Please transcribe the records precisely; pictures stay out of your copy.

Entries with figure data:
#####

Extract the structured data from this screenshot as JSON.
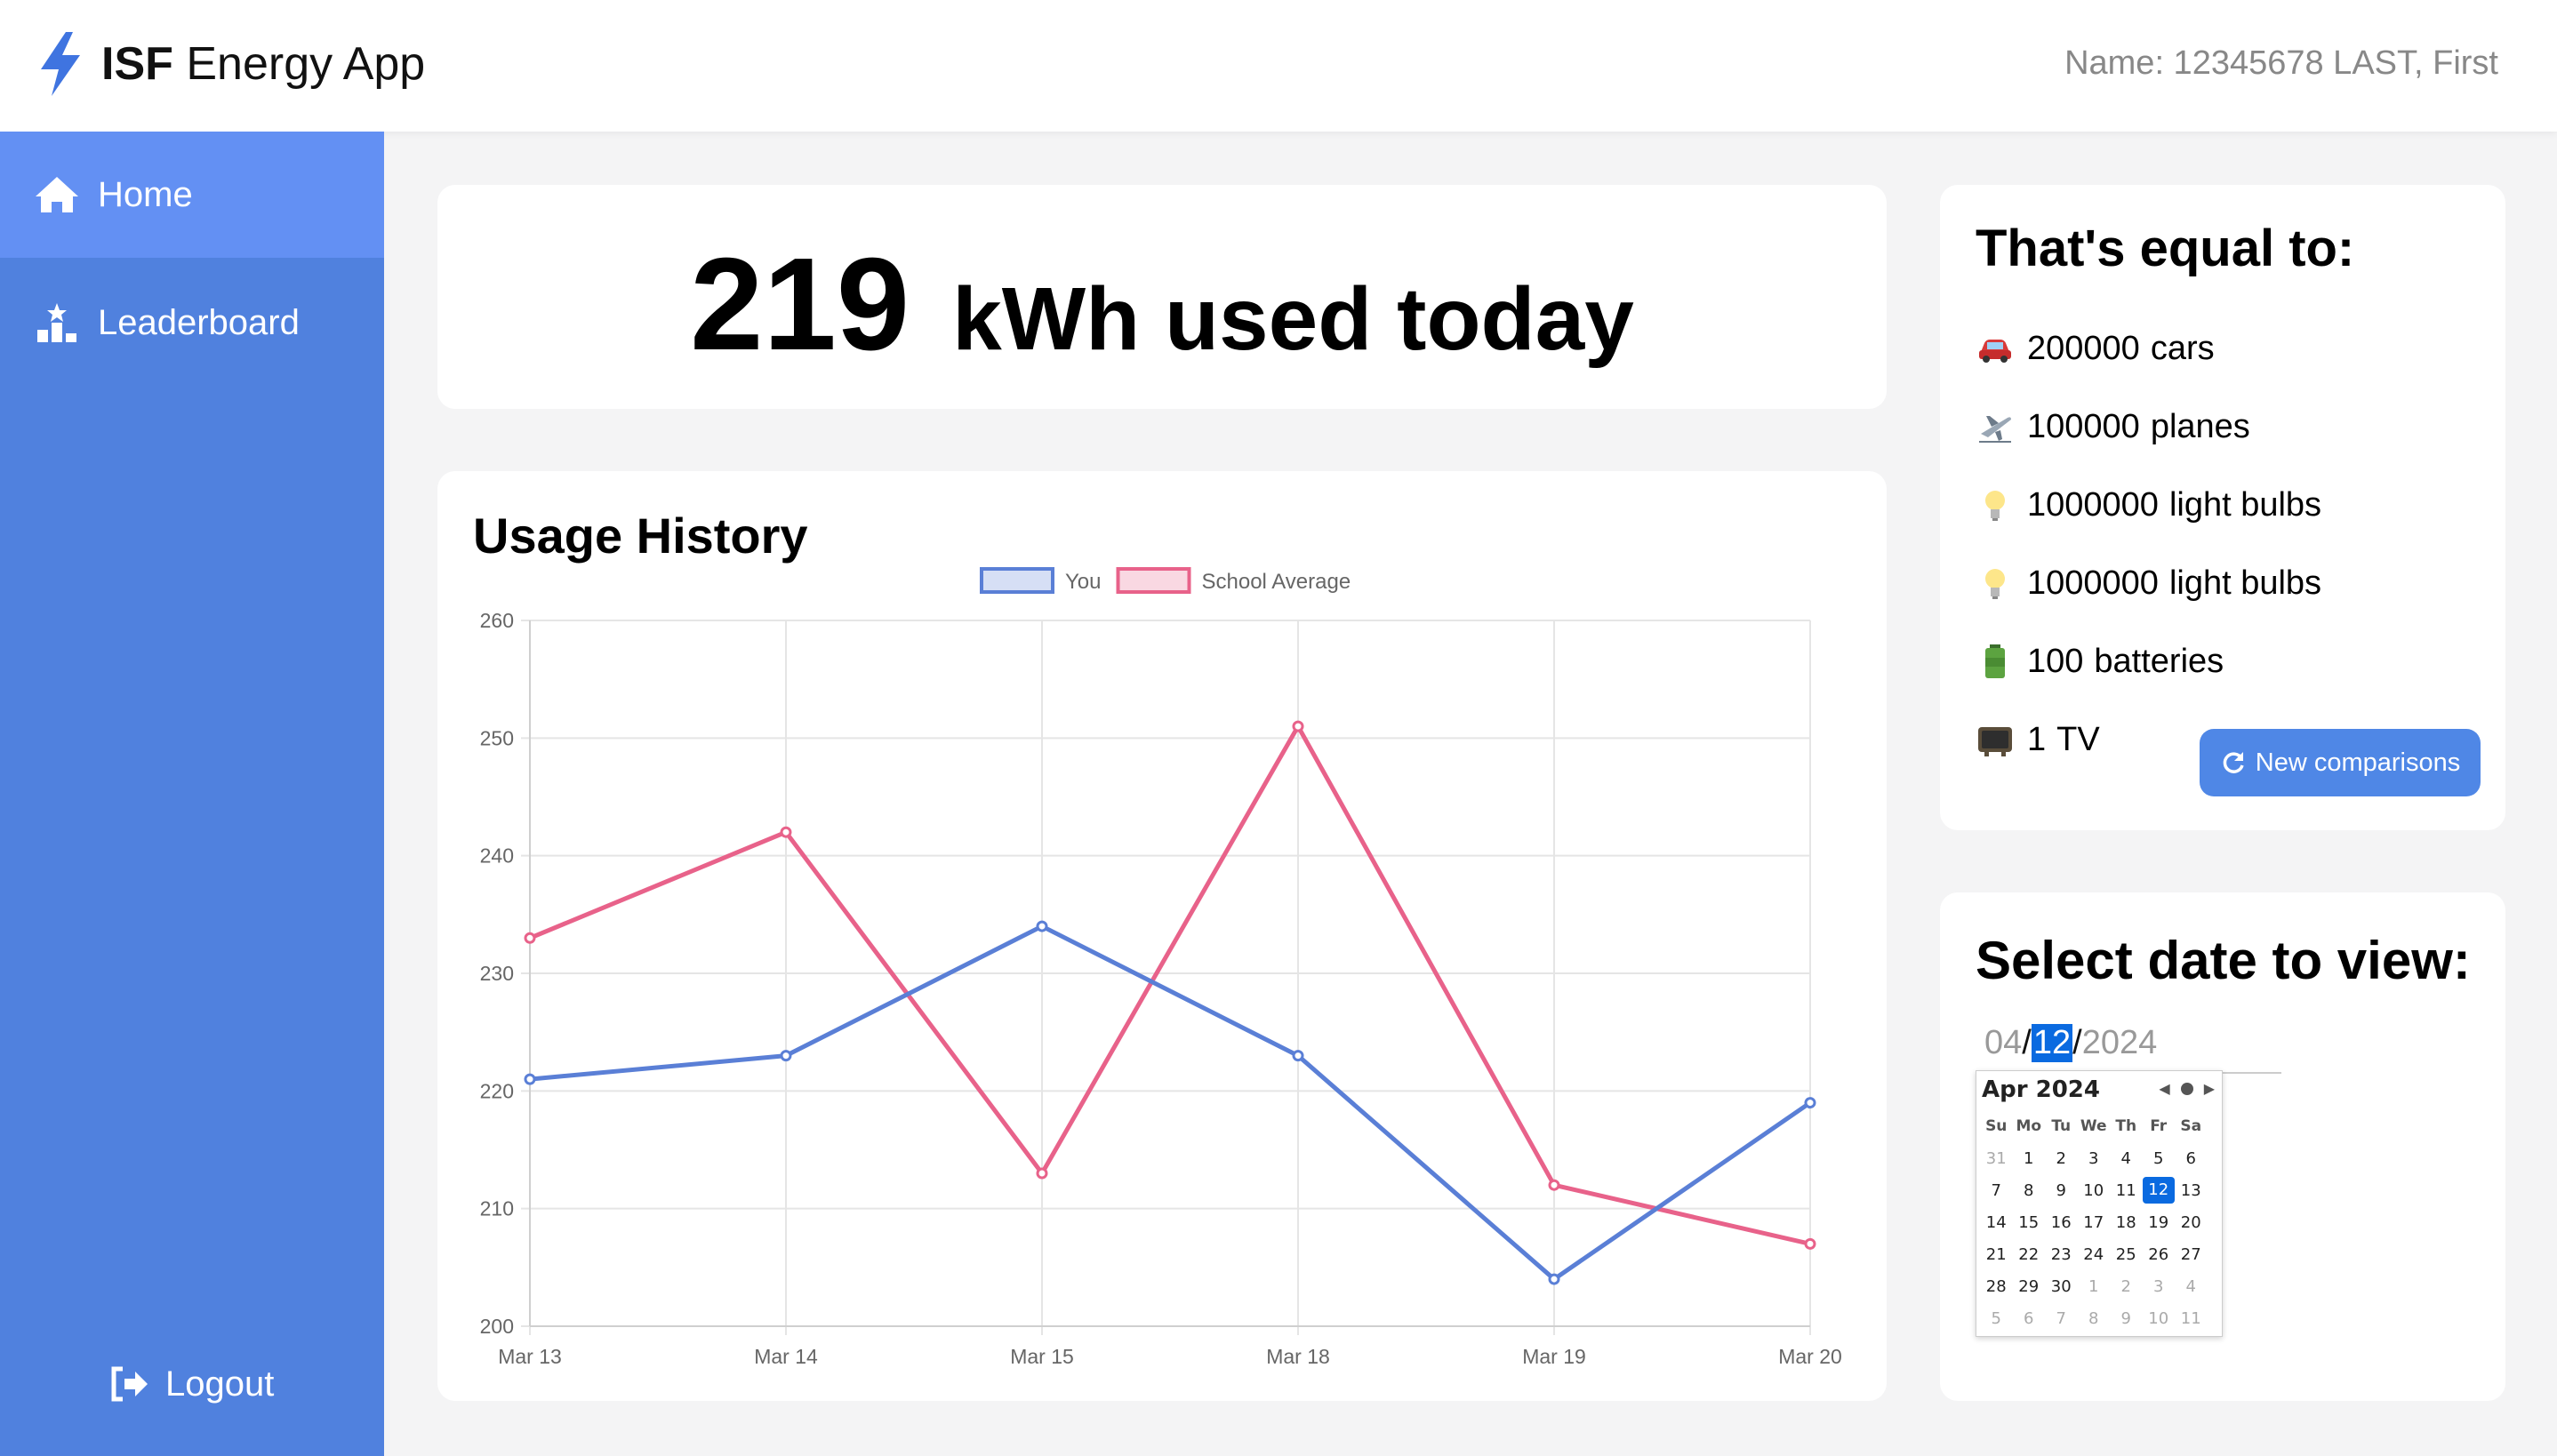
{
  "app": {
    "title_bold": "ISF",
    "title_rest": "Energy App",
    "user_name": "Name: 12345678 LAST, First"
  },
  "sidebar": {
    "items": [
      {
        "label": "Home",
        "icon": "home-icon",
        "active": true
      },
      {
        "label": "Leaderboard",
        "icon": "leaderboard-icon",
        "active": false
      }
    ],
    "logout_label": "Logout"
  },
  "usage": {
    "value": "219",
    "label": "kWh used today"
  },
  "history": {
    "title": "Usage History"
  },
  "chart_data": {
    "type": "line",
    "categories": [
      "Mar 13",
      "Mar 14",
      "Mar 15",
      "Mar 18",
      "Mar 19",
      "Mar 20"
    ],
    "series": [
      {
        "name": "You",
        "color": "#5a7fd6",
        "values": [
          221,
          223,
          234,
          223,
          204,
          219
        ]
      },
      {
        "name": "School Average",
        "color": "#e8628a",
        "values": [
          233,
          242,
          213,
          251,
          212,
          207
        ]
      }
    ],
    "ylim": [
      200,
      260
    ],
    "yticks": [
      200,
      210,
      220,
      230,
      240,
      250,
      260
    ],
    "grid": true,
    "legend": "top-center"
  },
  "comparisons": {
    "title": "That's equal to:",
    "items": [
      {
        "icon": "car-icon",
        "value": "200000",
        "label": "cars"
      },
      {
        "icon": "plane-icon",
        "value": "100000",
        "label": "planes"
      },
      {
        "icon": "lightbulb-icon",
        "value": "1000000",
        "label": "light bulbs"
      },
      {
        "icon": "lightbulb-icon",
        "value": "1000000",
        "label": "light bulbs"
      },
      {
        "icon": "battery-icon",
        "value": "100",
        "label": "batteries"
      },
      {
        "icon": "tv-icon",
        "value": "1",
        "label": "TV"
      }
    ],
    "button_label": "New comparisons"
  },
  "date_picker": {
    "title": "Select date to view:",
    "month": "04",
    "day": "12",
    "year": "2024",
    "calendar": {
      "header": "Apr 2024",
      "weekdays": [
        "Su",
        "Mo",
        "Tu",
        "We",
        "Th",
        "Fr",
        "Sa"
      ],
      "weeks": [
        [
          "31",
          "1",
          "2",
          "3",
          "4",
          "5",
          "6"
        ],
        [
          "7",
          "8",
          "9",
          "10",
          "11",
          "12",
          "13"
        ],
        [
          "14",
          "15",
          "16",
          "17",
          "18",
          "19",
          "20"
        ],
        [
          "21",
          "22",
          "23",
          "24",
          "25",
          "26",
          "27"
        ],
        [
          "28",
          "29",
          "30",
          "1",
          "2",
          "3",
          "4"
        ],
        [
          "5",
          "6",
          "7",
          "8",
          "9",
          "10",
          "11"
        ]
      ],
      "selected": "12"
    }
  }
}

#####

Finished task:
Extract the structured data from this screenshot as JSON.
{
  "app": {
    "title_bold": "ISF",
    "title_rest": "Energy App",
    "user_name": "Name: 12345678 LAST, First"
  },
  "sidebar": {
    "items": [
      {
        "label": "Home",
        "icon": "home-icon",
        "active": true
      },
      {
        "label": "Leaderboard",
        "icon": "leaderboard-icon",
        "active": false
      }
    ],
    "logout_label": "Logout"
  },
  "usage": {
    "value": "219",
    "label": "kWh used today"
  },
  "history": {
    "title": "Usage History"
  },
  "chart_data": {
    "type": "line",
    "categories": [
      "Mar 13",
      "Mar 14",
      "Mar 15",
      "Mar 18",
      "Mar 19",
      "Mar 20"
    ],
    "series": [
      {
        "name": "You",
        "color": "#5a7fd6",
        "values": [
          221,
          223,
          234,
          223,
          204,
          219
        ]
      },
      {
        "name": "School Average",
        "color": "#e8628a",
        "values": [
          233,
          242,
          213,
          251,
          212,
          207
        ]
      }
    ],
    "ylim": [
      200,
      260
    ],
    "yticks": [
      200,
      210,
      220,
      230,
      240,
      250,
      260
    ],
    "grid": true,
    "legend": "top-center"
  },
  "comparisons": {
    "title": "That's equal to:",
    "items": [
      {
        "icon": "car-icon",
        "value": "200000",
        "label": "cars"
      },
      {
        "icon": "plane-icon",
        "value": "100000",
        "label": "planes"
      },
      {
        "icon": "lightbulb-icon",
        "value": "1000000",
        "label": "light bulbs"
      },
      {
        "icon": "lightbulb-icon",
        "value": "1000000",
        "label": "light bulbs"
      },
      {
        "icon": "battery-icon",
        "value": "100",
        "label": "batteries"
      },
      {
        "icon": "tv-icon",
        "value": "1",
        "label": "TV"
      }
    ],
    "button_label": "New comparisons"
  },
  "date_picker": {
    "title": "Select date to view:",
    "month": "04",
    "day": "12",
    "year": "2024",
    "calendar": {
      "header": "Apr 2024",
      "weekdays": [
        "Su",
        "Mo",
        "Tu",
        "We",
        "Th",
        "Fr",
        "Sa"
      ],
      "weeks": [
        [
          "31",
          "1",
          "2",
          "3",
          "4",
          "5",
          "6"
        ],
        [
          "7",
          "8",
          "9",
          "10",
          "11",
          "12",
          "13"
        ],
        [
          "14",
          "15",
          "16",
          "17",
          "18",
          "19",
          "20"
        ],
        [
          "21",
          "22",
          "23",
          "24",
          "25",
          "26",
          "27"
        ],
        [
          "28",
          "29",
          "30",
          "1",
          "2",
          "3",
          "4"
        ],
        [
          "5",
          "6",
          "7",
          "8",
          "9",
          "10",
          "11"
        ]
      ],
      "selected": "12"
    }
  }
}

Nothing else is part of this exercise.